• **TASK**
Wherever the string "Anadolu" occurs in a line of these records, report that line.

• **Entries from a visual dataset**
+===+

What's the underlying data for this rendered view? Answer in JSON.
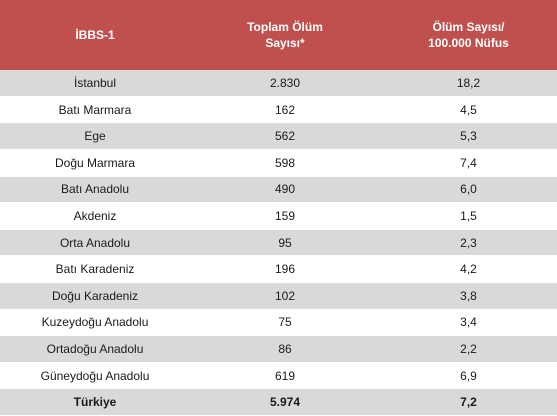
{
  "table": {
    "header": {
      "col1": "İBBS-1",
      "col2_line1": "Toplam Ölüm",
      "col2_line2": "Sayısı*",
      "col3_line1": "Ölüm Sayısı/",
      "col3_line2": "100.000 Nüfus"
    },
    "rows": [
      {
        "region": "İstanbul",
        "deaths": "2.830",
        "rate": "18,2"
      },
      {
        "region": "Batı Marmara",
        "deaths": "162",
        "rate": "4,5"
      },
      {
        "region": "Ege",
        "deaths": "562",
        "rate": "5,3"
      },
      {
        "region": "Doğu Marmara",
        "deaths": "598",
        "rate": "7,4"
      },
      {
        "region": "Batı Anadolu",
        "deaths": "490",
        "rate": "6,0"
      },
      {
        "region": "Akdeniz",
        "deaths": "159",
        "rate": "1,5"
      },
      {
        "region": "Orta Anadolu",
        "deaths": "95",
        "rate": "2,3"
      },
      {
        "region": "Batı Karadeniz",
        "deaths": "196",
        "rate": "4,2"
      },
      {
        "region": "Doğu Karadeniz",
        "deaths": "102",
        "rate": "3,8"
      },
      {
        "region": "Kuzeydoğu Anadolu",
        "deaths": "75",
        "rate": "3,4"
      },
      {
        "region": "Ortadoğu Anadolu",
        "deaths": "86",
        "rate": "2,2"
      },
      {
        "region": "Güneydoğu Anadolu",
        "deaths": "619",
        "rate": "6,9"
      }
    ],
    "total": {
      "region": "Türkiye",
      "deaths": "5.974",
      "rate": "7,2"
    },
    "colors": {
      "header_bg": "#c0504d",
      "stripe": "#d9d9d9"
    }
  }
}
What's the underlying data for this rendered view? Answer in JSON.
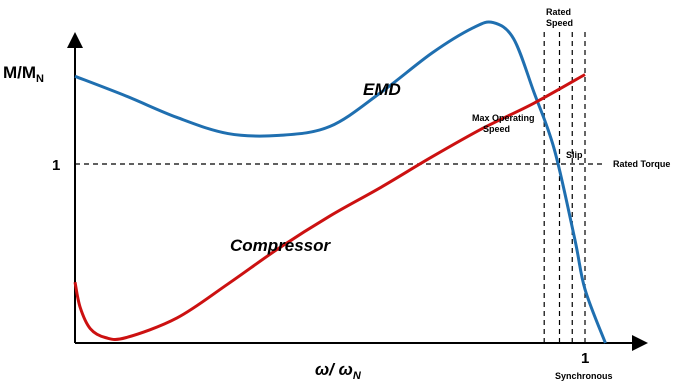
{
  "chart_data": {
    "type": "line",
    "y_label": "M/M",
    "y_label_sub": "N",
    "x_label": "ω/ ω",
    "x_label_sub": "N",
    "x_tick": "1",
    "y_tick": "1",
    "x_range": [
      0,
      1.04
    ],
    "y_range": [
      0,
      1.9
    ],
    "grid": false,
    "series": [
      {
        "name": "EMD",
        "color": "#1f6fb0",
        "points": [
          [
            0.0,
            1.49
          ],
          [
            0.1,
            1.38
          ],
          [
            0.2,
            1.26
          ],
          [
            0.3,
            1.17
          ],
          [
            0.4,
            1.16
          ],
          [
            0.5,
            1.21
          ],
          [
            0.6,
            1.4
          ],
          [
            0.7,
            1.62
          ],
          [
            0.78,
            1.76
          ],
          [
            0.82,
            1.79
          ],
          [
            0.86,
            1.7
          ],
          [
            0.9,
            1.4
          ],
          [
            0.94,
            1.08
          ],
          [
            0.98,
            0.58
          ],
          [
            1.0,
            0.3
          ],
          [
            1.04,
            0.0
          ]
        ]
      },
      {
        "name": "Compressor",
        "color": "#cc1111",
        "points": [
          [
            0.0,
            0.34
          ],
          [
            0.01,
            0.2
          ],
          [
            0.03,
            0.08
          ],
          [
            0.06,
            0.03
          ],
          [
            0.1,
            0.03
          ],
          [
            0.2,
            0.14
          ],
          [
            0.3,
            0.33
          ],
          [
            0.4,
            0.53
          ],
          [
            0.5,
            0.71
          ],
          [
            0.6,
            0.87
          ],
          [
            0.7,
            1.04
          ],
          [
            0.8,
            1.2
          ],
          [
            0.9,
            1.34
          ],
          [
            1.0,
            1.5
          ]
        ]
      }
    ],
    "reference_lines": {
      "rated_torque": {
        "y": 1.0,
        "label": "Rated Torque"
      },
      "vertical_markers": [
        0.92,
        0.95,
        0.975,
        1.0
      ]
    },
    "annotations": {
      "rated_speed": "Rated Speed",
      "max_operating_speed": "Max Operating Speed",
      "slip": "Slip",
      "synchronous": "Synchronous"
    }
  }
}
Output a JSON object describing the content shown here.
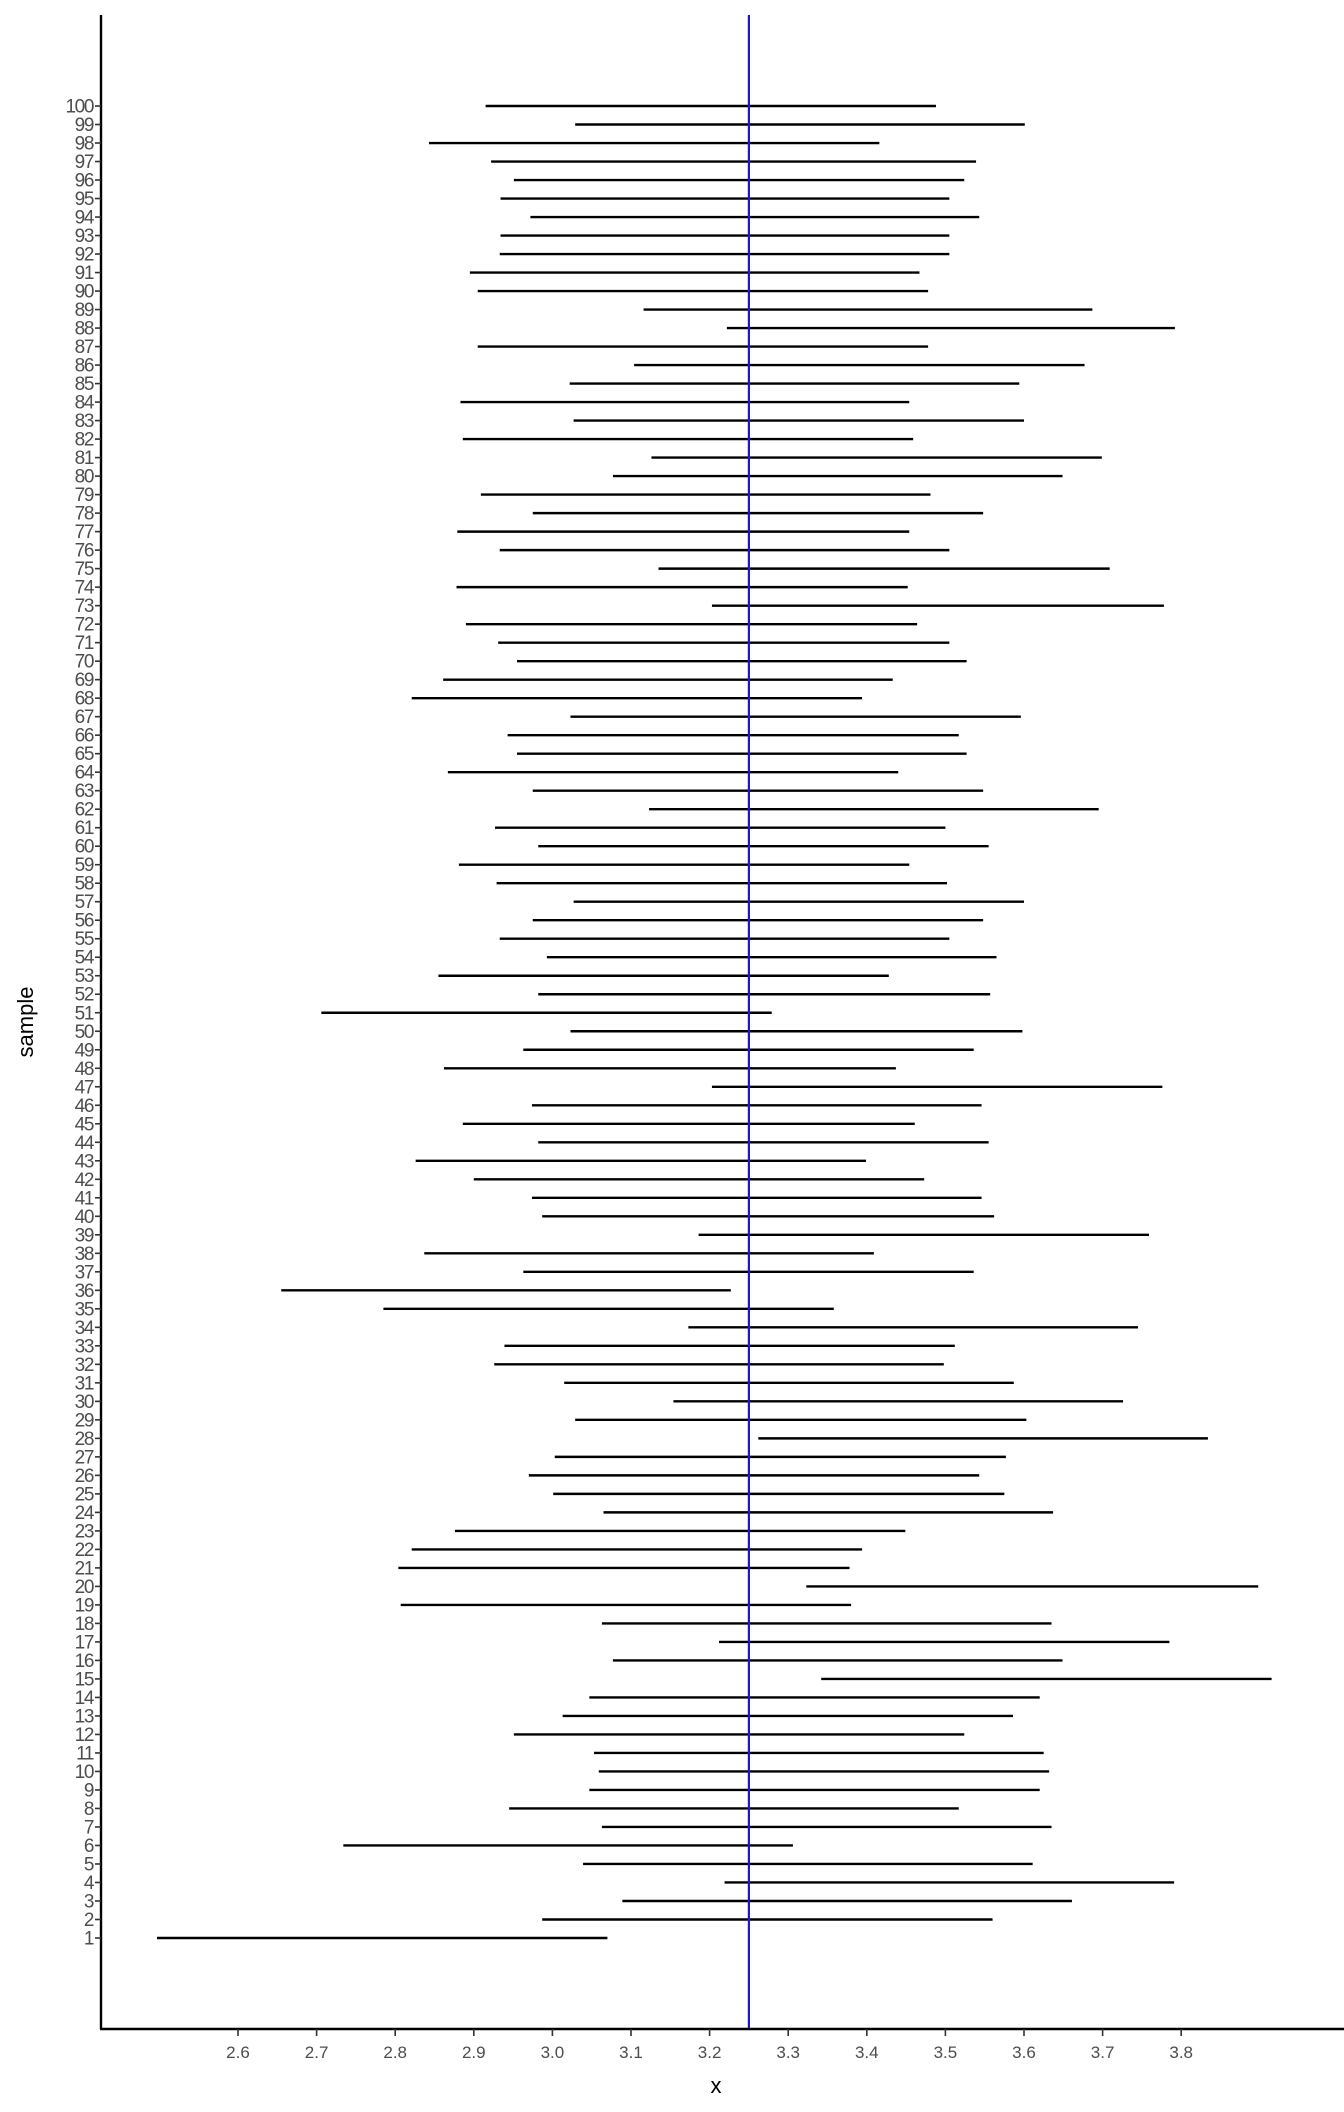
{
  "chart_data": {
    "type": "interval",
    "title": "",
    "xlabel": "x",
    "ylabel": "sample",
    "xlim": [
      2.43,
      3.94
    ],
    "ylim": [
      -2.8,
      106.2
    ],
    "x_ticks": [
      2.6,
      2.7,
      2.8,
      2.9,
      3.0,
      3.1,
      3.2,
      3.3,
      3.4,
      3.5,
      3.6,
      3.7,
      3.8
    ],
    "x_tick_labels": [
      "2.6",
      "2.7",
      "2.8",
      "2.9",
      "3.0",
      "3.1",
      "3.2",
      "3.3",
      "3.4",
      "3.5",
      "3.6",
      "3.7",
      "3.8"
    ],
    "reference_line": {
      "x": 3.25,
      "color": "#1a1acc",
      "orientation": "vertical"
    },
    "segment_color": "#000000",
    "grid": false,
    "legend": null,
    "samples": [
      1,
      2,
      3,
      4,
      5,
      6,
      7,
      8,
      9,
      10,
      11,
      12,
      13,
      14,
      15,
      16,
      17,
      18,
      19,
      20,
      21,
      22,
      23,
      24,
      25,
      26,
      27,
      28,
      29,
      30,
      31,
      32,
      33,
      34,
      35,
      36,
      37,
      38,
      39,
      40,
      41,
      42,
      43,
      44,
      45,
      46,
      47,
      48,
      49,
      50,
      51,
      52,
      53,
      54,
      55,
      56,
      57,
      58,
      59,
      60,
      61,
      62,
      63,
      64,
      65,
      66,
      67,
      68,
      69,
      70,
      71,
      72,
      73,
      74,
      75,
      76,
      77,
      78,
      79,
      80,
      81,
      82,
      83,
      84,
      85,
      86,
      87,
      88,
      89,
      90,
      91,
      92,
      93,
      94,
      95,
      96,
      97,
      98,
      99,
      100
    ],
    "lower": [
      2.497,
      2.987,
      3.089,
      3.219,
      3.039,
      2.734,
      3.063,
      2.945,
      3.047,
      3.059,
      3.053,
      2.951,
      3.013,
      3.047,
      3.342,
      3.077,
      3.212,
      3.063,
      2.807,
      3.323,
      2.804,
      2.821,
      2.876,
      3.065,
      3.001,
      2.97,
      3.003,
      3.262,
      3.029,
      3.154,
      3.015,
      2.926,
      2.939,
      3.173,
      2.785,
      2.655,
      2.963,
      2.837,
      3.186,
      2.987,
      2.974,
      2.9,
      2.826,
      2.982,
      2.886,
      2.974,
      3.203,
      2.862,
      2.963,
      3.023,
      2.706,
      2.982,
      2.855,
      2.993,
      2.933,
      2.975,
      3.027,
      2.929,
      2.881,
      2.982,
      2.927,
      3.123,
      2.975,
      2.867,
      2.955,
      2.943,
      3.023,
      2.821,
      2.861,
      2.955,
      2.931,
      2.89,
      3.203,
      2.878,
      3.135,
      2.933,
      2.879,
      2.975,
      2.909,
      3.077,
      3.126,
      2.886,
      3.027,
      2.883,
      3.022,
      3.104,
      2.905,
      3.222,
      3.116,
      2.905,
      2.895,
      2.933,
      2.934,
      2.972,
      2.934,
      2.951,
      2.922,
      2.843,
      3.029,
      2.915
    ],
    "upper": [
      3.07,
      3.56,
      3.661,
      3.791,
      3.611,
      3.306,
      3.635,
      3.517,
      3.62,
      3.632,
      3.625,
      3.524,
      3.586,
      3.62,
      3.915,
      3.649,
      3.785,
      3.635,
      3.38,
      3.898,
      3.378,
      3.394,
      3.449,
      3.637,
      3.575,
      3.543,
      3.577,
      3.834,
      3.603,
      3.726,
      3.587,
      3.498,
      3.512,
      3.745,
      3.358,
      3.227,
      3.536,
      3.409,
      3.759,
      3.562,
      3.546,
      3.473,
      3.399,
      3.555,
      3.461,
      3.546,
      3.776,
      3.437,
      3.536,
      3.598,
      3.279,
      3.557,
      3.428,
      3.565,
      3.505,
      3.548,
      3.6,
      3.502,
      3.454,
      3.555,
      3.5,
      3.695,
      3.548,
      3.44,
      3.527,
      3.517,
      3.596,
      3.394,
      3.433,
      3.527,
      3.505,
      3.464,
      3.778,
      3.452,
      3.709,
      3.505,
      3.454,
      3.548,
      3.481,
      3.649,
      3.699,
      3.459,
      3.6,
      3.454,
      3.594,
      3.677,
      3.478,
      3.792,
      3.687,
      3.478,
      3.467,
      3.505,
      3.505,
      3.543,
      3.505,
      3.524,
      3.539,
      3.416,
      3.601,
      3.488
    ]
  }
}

+===+

• **OUTPUT FOR THIS EXERCISE**
        "region": "Batı Anadolu",
        "region": "Orta Anadolu",
        "region": "Kuzeydoğu Anadolu",
        "region": "Ortadoğu Anadolu",
        "region": "Güneydoğu Anadolu",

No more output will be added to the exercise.